-- START GIVEN INFORMATION --

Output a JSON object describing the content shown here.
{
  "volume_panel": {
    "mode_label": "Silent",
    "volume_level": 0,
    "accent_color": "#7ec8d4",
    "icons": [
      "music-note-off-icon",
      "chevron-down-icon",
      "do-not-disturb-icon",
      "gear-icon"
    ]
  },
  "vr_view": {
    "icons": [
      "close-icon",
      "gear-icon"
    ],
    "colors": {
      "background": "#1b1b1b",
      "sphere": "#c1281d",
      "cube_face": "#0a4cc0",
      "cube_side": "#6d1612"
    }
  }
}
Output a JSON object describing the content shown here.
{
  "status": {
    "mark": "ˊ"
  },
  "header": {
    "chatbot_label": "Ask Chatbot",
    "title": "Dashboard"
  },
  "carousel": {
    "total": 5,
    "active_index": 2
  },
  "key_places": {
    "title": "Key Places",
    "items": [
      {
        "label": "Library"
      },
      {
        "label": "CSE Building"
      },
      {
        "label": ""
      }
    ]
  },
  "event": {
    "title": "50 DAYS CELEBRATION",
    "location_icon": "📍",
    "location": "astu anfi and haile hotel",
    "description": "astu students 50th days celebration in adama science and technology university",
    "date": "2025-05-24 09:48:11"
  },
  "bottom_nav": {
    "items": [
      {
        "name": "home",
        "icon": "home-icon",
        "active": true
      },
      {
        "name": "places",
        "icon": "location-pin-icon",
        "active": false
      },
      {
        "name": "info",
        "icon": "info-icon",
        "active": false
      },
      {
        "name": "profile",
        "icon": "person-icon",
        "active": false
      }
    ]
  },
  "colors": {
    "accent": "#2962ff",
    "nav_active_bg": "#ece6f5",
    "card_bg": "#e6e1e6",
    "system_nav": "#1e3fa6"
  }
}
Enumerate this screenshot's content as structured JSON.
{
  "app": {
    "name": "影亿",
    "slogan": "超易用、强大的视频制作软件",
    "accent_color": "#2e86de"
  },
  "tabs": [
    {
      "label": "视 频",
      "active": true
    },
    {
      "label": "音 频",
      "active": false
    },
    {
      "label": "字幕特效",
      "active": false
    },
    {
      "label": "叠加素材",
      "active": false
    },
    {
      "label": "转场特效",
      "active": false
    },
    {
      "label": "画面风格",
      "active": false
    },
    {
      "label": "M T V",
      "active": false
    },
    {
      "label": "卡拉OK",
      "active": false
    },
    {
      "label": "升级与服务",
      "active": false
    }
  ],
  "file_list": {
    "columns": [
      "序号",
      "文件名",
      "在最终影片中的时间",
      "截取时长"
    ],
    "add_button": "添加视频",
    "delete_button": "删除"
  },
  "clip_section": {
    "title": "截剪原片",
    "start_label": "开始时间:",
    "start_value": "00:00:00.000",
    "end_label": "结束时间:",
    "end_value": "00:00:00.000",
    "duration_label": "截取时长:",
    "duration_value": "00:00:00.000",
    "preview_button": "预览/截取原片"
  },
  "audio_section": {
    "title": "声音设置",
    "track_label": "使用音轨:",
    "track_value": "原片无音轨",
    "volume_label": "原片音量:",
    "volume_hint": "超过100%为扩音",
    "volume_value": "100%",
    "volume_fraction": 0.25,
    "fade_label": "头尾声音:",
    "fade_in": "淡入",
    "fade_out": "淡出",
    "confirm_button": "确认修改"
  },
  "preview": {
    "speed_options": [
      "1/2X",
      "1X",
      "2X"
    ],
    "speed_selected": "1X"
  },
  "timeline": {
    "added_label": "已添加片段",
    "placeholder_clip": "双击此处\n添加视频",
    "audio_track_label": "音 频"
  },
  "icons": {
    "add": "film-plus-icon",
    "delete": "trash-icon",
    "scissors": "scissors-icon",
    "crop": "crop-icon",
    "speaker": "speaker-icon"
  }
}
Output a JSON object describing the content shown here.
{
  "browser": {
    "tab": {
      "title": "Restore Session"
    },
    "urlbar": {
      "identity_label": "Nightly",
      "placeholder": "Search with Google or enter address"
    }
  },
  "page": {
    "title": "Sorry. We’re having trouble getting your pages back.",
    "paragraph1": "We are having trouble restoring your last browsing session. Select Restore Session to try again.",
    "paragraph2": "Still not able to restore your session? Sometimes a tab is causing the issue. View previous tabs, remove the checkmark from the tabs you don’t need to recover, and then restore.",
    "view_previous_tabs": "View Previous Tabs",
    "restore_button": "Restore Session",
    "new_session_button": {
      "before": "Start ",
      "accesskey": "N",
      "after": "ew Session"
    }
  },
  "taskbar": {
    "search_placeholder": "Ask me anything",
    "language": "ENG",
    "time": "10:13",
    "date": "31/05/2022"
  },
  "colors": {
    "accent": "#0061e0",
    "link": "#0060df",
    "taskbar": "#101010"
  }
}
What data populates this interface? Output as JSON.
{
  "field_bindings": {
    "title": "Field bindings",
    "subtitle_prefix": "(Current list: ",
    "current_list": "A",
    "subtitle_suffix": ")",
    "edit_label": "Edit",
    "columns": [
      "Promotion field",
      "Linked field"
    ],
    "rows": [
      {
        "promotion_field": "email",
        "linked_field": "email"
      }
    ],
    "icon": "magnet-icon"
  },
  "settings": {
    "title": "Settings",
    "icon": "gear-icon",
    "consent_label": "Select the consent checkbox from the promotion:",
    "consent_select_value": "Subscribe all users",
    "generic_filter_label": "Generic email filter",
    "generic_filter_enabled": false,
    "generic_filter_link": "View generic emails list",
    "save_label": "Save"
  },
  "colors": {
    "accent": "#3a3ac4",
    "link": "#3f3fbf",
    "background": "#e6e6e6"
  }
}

-- END GIVEN INFORMATION --

**STATED GOAL:**
Transcribe every entry exactly.

**RESULT OF THE TASK:**
Output a JSON object describing the content shown here.
{
  "volume_panel": {
    "mode_label": "Silent",
    "volume_level": 0,
    "accent_color": "#7ec8d4",
    "icons": [
      "music-note-off-icon",
      "chevron-down-icon",
      "do-not-disturb-icon",
      "gear-icon"
    ]
  },
  "vr_view": {
    "icons": [
      "close-icon",
      "gear-icon"
    ],
    "colors": {
      "background": "#1b1b1b",
      "sphere": "#c1281d",
      "cube_face": "#0a4cc0",
      "cube_side": "#6d1612"
    }
  }
}
Output a JSON object describing the content shown here.
{
  "status": {
    "mark": "ˊ"
  },
  "header": {
    "chatbot_label": "Ask Chatbot",
    "title": "Dashboard"
  },
  "carousel": {
    "total": 5,
    "active_index": 2
  },
  "key_places": {
    "title": "Key Places",
    "items": [
      {
        "label": "Library"
      },
      {
        "label": "CSE Building"
      },
      {
        "label": ""
      }
    ]
  },
  "event": {
    "title": "50 DAYS CELEBRATION",
    "location_icon": "📍",
    "location": "astu anfi and haile hotel",
    "description": "astu students 50th days celebration in adama science and technology university",
    "date": "2025-05-24 09:48:11"
  },
  "bottom_nav": {
    "items": [
      {
        "name": "home",
        "icon": "home-icon",
        "active": true
      },
      {
        "name": "places",
        "icon": "location-pin-icon",
        "active": false
      },
      {
        "name": "info",
        "icon": "info-icon",
        "active": false
      },
      {
        "name": "profile",
        "icon": "person-icon",
        "active": false
      }
    ]
  },
  "colors": {
    "accent": "#2962ff",
    "nav_active_bg": "#ece6f5",
    "card_bg": "#e6e1e6",
    "system_nav": "#1e3fa6"
  }
}
Enumerate this screenshot's content as structured JSON.
{
  "app": {
    "name": "影亿",
    "slogan": "超易用、强大的视频制作软件",
    "accent_color": "#2e86de"
  },
  "tabs": [
    {
      "label": "视 频",
      "active": true
    },
    {
      "label": "音 频",
      "active": false
    },
    {
      "label": "字幕特效",
      "active": false
    },
    {
      "label": "叠加素材",
      "active": false
    },
    {
      "label": "转场特效",
      "active": false
    },
    {
      "label": "画面风格",
      "active": false
    },
    {
      "label": "M T V",
      "active": false
    },
    {
      "label": "卡拉OK",
      "active": false
    },
    {
      "label": "升级与服务",
      "active": false
    }
  ],
  "file_list": {
    "columns": [
      "序号",
      "文件名",
      "在最终影片中的时间",
      "截取时长"
    ],
    "add_button": "添加视频",
    "delete_button": "删除"
  },
  "clip_section": {
    "title": "截剪原片",
    "start_label": "开始时间:",
    "start_value": "00:00:00.000",
    "end_label": "结束时间:",
    "end_value": "00:00:00.000",
    "duration_label": "截取时长:",
    "duration_value": "00:00:00.000",
    "preview_button": "预览/截取原片"
  },
  "audio_section": {
    "title": "声音设置",
    "track_label": "使用音轨:",
    "track_value": "原片无音轨",
    "volume_label": "原片音量:",
    "volume_hint": "超过100%为扩音",
    "volume_value": "100%",
    "volume_fraction": 0.25,
    "fade_label": "头尾声音:",
    "fade_in": "淡入",
    "fade_out": "淡出",
    "confirm_button": "确认修改"
  },
  "preview": {
    "speed_options": [
      "1/2X",
      "1X",
      "2X"
    ],
    "speed_selected": "1X"
  },
  "timeline": {
    "added_label": "已添加片段",
    "placeholder_clip": "双击此处\n添加视频",
    "audio_track_label": "音 频"
  },
  "icons": {
    "add": "film-plus-icon",
    "delete": "trash-icon",
    "scissors": "scissors-icon",
    "crop": "crop-icon",
    "speaker": "speaker-icon"
  }
}
Output a JSON object describing the content shown here.
{
  "browser": {
    "tab": {
      "title": "Restore Session"
    },
    "urlbar": {
      "identity_label": "Nightly",
      "placeholder": "Search with Google or enter address"
    }
  },
  "page": {
    "title": "Sorry. We’re having trouble getting your pages back.",
    "paragraph1": "We are having trouble restoring your last browsing session. Select Restore Session to try again.",
    "paragraph2": "Still not able to restore your session? Sometimes a tab is causing the issue. View previous tabs, remove the checkmark from the tabs you don’t need to recover, and then restore.",
    "view_previous_tabs": "View Previous Tabs",
    "restore_button": "Restore Session",
    "new_session_button": {
      "before": "Start ",
      "accesskey": "N",
      "after": "ew Session"
    }
  },
  "taskbar": {
    "search_placeholder": "Ask me anything",
    "language": "ENG",
    "time": "10:13",
    "date": "31/05/2022"
  },
  "colors": {
    "accent": "#0061e0",
    "link": "#0060df",
    "taskbar": "#101010"
  }
}
What data populates this interface? Output as JSON.
{
  "field_bindings": {
    "title": "Field bindings",
    "subtitle_prefix": "(Current list: ",
    "current_list": "A",
    "subtitle_suffix": ")",
    "edit_label": "Edit",
    "columns": [
      "Promotion field",
      "Linked field"
    ],
    "rows": [
      {
        "promotion_field": "email",
        "linked_field": "email"
      }
    ],
    "icon": "magnet-icon"
  },
  "settings": {
    "title": "Settings",
    "icon": "gear-icon",
    "consent_label": "Select the consent checkbox from the promotion:",
    "consent_select_value": "Subscribe all users",
    "generic_filter_label": "Generic email filter",
    "generic_filter_enabled": false,
    "generic_filter_link": "View generic emails list",
    "save_label": "Save"
  },
  "colors": {
    "accent": "#3a3ac4",
    "link": "#3f3fbf",
    "background": "#e6e6e6"
  }
}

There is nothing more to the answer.